[RECORDS FOR THIS TASK]
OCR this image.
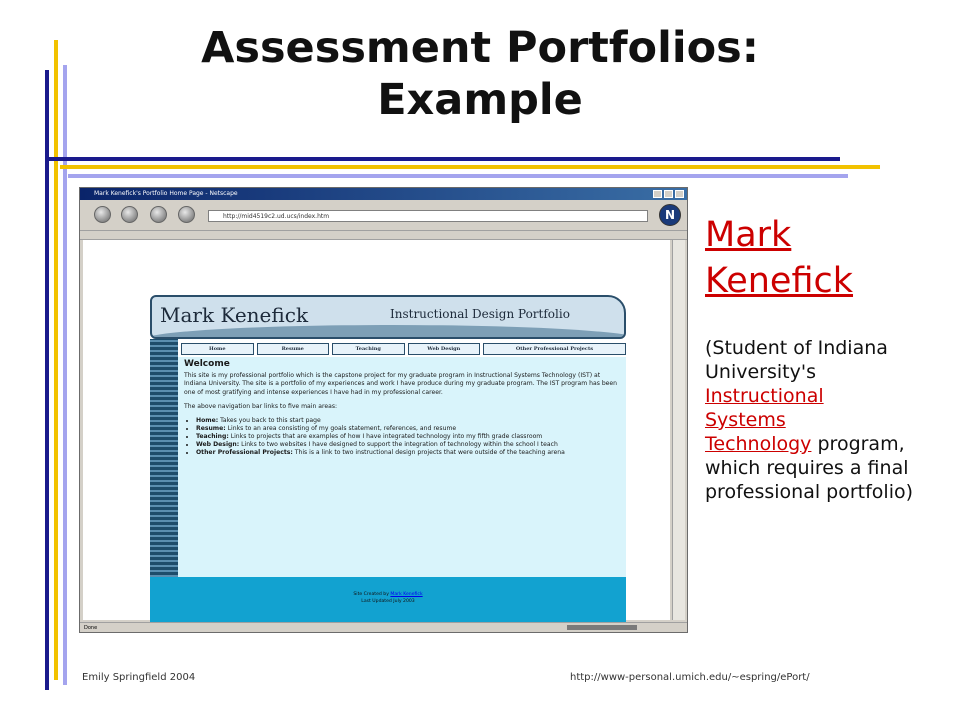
Assessment Portfolios:
Example
Mark Kenefick's Portfolio Home Page - Netscape
http://mid4519c2.ud.ucs/index.htm	N
Mark Kenefick	Instructional Design Portfolio
Home	Resume	Teaching	Web Design	Other Professional Projects
Welcome

This site is my professional portfolio which is the capstone project for my graduate program in Instructional Systems Technology (IST) at Indiana University. The site is a portfolio of my experiences and work I have produce during my graduate program. The IST program has been one of most gratifying and intense experiences I have had in my professional career.

The above navigation bar links to five main areas:

• Home: Takes you back to this start page
• Resume: Links to an area consisting of my goals statement, references, and resume
• Teaching: Links to projects that are examples of how I have integrated technology into my fifth grade classroom
• Web Design: Links to two websites I have designed to support the integration of technology within the school I teach
• Other Professional Projects: This is a link to two instructional design projects that were outside of the teaching arena
Site Created by Mark Kenefick
Last Updated July 2003
Done
Mark
Kenefick
(Student of Indiana University's
Instructional
Systems
Technology program, which requires a final professional portfolio)
Emily Springfield 2004	http://www-personal.umich.edu/~espring/ePort/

[REQUIREMENT] Copy the material exactly. Do not include the pictures.

[RESPONSE TO THE EXERCISE]
OCR this image.
Assessment Portfolios:
Example
Mark Kenefick's Portfolio Home Page - Netscape
http://mid4519c2.ud.ucs/index.htm	N
Mark Kenefick	Instructional Design Portfolio
Home	Resume	Teaching	Web Design	Other Professional Projects
Welcome

This site is my professional portfolio which is the capstone project for my graduate program in Instructional Systems Technology (IST) at Indiana University. The site is a portfolio of my experiences and work I have produce during my graduate program. The IST program has been one of most gratifying and intense experiences I have had in my professional career.

The above navigation bar links to five main areas:

• Home: Takes you back to this start page
• Resume: Links to an area consisting of my goals statement, references, and resume
• Teaching: Links to projects that are examples of how I have integrated technology into my fifth grade classroom
• Web Design: Links to two websites I have designed to support the integration of technology within the school I teach
• Other Professional Projects: This is a link to two instructional design projects that were outside of the teaching arena
Site Created by Mark Kenefick
Last Updated July 2003
Done
Mark
Kenefick
(Student of Indiana University's
Instructional
Systems
Technology program, which requires a final professional portfolio)
Emily Springfield 2004	http://www-personal.umich.edu/~espring/ePort/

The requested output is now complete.